***** Excerpted records *****

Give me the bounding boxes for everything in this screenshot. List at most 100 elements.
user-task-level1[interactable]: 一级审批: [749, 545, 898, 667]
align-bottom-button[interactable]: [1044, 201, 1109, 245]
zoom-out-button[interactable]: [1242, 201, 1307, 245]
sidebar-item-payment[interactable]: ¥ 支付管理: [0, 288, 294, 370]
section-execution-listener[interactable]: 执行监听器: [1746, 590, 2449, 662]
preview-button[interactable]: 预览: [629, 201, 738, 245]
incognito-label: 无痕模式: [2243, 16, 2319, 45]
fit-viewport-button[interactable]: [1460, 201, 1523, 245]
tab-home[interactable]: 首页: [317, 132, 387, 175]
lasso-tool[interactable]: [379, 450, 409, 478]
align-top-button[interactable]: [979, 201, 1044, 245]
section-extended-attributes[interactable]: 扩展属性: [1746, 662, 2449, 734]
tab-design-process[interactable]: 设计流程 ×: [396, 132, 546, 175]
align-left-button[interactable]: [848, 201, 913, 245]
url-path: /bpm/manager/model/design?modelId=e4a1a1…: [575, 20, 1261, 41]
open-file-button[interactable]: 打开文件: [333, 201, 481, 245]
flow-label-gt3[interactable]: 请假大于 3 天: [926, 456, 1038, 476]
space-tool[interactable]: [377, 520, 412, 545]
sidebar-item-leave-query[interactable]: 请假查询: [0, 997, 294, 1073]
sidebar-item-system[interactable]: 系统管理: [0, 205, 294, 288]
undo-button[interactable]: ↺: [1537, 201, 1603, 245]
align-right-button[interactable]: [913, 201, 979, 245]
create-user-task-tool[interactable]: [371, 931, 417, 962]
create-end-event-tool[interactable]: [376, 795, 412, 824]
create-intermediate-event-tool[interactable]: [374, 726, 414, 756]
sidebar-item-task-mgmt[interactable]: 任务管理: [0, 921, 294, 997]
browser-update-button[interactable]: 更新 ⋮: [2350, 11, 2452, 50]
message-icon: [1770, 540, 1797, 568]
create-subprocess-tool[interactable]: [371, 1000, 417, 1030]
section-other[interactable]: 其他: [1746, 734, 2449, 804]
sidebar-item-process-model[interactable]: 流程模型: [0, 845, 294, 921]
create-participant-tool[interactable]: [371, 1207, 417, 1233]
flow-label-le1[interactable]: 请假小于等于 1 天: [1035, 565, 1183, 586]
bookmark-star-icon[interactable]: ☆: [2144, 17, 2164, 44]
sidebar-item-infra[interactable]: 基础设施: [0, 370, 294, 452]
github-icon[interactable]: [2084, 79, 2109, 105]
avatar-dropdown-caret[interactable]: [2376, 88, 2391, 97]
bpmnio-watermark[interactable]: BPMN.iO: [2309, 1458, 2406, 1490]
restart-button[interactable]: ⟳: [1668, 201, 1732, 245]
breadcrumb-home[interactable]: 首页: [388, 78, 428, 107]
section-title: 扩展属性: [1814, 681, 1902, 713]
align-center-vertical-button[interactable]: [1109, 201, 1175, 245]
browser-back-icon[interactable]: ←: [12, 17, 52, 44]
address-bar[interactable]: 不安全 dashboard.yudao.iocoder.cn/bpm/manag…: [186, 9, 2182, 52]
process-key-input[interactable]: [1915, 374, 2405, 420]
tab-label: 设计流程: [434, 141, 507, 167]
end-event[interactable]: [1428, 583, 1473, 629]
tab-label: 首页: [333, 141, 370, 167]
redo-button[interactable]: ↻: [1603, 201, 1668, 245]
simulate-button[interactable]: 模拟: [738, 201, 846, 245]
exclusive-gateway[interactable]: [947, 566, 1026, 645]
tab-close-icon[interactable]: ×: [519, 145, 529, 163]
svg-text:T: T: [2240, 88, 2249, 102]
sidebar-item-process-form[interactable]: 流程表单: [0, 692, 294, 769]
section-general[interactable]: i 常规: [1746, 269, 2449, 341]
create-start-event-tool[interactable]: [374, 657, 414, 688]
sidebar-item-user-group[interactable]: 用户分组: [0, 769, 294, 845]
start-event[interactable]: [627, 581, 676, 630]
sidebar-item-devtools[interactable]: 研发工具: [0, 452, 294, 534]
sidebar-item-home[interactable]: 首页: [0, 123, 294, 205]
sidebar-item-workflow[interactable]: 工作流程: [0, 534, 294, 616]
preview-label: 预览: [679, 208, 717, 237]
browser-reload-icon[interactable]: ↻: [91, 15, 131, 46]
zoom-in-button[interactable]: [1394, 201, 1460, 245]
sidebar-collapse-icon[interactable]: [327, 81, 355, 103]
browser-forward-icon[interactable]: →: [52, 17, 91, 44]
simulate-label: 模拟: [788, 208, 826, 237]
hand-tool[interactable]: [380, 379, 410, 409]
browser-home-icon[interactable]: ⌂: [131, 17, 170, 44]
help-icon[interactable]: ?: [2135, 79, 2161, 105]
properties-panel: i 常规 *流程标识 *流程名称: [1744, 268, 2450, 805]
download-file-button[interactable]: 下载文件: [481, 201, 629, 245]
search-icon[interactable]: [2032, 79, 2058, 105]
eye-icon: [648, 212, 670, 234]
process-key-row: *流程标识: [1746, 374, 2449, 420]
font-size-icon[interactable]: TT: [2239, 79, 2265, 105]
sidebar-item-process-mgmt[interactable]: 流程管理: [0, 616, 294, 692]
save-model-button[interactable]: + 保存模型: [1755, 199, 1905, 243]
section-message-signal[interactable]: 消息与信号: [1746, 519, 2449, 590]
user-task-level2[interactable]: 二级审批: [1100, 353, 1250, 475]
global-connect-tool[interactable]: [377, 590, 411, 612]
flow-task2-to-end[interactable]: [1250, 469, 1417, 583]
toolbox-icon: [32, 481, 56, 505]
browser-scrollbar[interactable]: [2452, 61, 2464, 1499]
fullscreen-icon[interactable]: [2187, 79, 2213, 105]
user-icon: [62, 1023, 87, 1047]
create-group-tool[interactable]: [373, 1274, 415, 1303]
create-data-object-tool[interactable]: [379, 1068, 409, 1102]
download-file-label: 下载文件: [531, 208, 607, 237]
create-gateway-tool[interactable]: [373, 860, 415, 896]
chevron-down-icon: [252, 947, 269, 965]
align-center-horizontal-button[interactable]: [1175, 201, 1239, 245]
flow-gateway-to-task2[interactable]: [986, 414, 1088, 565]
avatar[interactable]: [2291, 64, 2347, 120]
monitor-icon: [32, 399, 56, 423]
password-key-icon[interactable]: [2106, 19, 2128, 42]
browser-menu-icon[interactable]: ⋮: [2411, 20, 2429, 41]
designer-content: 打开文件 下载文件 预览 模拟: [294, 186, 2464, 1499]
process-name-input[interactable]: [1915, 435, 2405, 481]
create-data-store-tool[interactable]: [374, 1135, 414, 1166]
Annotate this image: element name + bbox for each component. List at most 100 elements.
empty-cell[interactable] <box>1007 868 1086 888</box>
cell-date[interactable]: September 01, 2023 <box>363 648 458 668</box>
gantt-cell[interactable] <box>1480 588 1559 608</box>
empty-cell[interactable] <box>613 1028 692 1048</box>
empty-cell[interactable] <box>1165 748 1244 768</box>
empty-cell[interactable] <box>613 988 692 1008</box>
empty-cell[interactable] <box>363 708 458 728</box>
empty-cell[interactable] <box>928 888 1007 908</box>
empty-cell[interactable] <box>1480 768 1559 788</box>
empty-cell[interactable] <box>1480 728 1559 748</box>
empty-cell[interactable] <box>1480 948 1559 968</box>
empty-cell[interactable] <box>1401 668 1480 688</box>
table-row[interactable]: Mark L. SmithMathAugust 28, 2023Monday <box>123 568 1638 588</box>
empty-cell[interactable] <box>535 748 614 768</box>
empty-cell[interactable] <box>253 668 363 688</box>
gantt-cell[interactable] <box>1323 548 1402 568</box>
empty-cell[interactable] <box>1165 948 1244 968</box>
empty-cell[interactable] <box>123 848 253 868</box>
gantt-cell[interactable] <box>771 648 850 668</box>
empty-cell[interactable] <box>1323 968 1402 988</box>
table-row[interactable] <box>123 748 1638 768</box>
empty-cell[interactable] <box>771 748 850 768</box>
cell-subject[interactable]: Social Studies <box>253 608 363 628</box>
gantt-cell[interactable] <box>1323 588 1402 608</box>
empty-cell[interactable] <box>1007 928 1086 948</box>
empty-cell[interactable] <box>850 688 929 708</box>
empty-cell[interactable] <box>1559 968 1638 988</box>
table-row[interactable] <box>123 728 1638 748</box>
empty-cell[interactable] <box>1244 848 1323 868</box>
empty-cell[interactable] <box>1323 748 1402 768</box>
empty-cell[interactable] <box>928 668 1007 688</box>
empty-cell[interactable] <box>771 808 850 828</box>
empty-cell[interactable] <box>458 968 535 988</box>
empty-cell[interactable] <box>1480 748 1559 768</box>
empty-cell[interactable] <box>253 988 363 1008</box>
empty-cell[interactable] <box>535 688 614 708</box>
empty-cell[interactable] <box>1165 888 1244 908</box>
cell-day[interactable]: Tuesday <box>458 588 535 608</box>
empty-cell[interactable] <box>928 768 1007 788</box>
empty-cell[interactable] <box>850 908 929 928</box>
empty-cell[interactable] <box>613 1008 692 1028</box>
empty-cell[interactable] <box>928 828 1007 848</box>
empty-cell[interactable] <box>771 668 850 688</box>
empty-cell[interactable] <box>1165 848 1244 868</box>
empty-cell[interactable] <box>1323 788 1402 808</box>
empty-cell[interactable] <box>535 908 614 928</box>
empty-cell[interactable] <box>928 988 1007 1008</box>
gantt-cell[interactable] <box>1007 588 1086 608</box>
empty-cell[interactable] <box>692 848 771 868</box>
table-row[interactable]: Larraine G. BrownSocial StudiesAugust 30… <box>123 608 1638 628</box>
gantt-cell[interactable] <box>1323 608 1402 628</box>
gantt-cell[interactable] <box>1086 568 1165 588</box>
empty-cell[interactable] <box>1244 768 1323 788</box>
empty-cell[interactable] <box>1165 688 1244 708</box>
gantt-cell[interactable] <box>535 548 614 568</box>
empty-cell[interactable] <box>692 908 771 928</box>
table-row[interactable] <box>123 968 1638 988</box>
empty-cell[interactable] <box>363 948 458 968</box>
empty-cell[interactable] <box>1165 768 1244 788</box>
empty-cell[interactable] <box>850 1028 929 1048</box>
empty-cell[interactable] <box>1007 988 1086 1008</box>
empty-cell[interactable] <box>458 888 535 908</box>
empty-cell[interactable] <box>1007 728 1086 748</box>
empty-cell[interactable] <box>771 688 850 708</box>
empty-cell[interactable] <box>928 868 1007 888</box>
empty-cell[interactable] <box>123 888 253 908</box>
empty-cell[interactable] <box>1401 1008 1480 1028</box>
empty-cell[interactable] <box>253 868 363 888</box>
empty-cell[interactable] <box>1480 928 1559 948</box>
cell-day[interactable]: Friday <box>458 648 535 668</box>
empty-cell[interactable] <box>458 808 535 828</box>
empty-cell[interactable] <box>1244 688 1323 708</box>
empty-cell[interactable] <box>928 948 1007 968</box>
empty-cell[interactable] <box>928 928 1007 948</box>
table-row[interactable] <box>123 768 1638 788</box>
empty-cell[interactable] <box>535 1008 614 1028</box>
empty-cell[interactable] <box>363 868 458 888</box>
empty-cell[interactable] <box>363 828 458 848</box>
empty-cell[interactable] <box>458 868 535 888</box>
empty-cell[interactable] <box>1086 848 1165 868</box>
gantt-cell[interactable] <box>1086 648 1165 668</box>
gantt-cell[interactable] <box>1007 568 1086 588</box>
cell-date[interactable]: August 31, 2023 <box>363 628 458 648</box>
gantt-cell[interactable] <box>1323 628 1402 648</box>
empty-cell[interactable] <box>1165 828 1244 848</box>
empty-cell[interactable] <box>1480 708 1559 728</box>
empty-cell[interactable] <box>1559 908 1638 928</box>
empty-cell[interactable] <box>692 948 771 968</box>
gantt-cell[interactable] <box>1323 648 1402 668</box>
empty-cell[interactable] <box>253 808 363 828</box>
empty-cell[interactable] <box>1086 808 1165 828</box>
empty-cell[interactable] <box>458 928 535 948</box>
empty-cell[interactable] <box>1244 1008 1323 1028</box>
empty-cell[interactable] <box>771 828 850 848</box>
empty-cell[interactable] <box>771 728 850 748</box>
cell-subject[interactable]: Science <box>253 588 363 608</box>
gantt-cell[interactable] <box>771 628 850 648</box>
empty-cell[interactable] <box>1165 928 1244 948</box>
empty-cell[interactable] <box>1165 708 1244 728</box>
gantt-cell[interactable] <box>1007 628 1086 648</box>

*****

Copy word for word the part of the records that runs from the start through the line containing "align-bottom-button[interactable]: [1044, 201, 1109, 245]", including that line.

#### Expected answer
Give me the bounding boxes for everything in this screenshot. List at most 100 elements.
user-task-level1[interactable]: 一级审批: [749, 545, 898, 667]
align-bottom-button[interactable]: [1044, 201, 1109, 245]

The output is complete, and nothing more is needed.